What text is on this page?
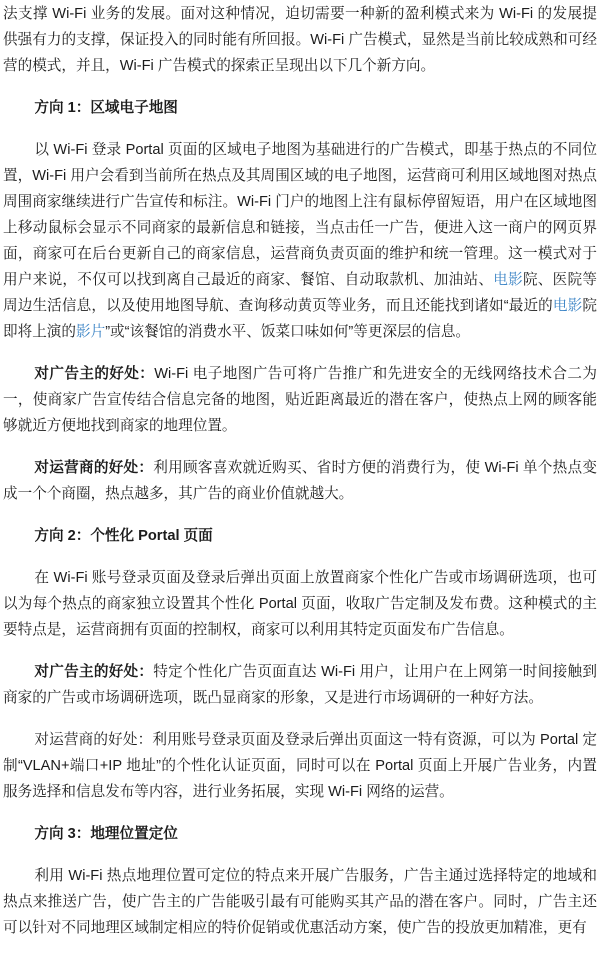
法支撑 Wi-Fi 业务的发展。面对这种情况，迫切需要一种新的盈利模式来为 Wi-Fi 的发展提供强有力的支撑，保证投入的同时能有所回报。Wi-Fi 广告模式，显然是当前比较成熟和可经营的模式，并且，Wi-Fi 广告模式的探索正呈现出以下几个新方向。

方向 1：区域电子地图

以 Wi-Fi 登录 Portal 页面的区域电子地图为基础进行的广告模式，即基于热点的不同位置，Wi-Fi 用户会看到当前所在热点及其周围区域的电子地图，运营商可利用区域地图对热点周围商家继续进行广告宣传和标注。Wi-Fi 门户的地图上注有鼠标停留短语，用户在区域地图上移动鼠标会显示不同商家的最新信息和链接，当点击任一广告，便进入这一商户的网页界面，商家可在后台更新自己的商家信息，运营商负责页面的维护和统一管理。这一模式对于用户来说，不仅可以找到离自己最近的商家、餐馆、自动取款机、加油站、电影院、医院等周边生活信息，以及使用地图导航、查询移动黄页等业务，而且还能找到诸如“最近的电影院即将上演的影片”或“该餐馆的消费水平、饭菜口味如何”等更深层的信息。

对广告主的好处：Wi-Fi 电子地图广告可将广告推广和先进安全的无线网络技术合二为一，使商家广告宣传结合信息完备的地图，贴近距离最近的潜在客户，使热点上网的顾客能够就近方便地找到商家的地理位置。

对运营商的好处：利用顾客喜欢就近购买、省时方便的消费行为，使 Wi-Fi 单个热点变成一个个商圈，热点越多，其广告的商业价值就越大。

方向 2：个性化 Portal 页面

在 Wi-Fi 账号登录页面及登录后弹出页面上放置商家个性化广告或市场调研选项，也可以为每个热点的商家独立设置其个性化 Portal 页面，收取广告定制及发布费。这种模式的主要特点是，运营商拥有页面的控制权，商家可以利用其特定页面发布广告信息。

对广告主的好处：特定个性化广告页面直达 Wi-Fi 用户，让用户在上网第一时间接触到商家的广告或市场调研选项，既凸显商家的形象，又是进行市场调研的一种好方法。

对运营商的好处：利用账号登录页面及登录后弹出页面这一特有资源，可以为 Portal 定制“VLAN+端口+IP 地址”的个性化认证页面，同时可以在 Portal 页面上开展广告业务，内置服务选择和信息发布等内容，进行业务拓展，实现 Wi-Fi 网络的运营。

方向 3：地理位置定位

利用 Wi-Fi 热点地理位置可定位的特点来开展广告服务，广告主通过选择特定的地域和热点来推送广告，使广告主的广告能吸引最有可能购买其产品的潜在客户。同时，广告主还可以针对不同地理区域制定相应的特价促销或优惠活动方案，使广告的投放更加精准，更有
...
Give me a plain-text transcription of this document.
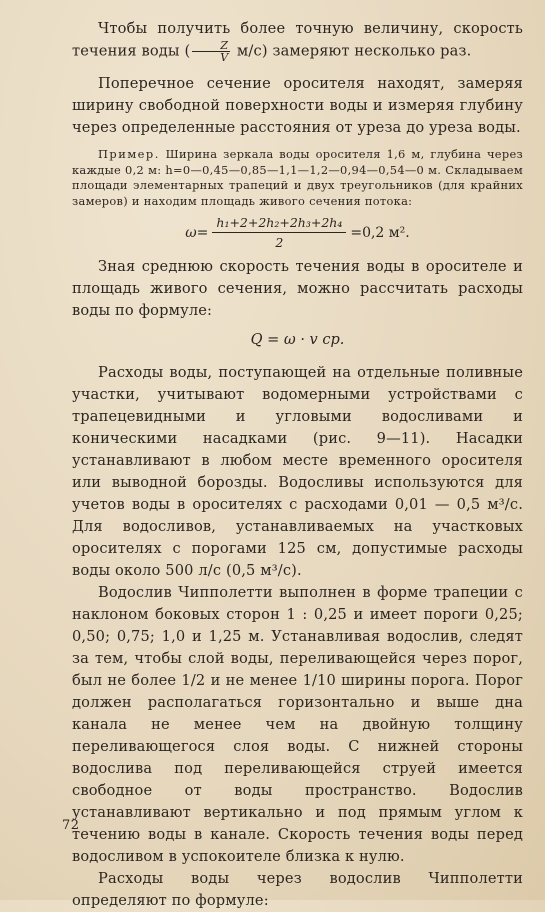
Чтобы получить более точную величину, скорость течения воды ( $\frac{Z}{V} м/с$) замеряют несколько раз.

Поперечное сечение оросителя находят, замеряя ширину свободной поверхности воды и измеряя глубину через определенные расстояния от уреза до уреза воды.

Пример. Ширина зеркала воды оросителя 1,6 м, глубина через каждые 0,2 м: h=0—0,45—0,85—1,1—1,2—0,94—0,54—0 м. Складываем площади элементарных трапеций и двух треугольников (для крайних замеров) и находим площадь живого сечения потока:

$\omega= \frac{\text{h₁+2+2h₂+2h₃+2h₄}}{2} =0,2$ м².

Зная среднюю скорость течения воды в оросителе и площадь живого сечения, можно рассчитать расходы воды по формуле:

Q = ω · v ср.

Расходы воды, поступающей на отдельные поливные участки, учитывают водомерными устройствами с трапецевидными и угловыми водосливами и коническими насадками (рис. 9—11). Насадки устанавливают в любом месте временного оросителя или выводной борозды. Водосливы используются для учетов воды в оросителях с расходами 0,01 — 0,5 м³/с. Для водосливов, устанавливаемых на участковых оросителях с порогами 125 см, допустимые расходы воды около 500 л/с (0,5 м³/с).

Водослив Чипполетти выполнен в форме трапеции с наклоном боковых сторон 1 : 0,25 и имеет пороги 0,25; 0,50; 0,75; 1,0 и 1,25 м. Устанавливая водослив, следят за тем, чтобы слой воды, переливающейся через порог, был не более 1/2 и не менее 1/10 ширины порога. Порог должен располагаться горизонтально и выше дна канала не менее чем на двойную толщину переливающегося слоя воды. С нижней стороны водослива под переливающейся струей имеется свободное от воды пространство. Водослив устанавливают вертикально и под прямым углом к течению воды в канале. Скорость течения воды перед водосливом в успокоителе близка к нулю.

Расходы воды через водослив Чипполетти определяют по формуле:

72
...
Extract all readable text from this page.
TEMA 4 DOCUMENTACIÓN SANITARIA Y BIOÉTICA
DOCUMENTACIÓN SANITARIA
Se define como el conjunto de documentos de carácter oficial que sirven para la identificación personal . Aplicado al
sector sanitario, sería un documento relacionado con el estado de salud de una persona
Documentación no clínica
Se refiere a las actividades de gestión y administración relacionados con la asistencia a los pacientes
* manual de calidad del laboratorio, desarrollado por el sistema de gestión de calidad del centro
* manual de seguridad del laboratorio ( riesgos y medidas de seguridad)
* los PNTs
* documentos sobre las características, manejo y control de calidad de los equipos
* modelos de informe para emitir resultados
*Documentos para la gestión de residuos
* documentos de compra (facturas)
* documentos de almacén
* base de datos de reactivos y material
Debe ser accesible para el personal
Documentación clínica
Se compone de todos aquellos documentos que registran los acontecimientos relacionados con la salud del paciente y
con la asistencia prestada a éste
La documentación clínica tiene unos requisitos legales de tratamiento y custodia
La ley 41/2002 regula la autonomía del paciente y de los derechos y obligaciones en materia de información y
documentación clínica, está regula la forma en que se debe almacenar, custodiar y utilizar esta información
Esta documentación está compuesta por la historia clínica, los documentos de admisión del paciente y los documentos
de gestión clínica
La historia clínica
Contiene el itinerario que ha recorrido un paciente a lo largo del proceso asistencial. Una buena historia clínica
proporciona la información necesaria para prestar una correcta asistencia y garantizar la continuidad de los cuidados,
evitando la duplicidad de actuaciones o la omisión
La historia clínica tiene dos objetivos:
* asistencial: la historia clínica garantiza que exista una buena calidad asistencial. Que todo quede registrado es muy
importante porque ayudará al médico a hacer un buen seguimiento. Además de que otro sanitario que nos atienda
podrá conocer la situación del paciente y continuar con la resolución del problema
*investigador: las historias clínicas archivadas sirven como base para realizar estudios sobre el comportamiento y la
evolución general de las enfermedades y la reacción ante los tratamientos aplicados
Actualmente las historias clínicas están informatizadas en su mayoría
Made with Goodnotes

- _EXERCISE INSTRUCTIONS_
Identify every line above that includes the word "relacionados", and show those lines.

- _OUTPUT FOR THIS TASK_
Se refiere a las actividades de gestión y administración relacionados con la asistencia a los pacientes
Se compone de todos aquellos documentos que registran los acontecimientos relacionados con la salud del paciente y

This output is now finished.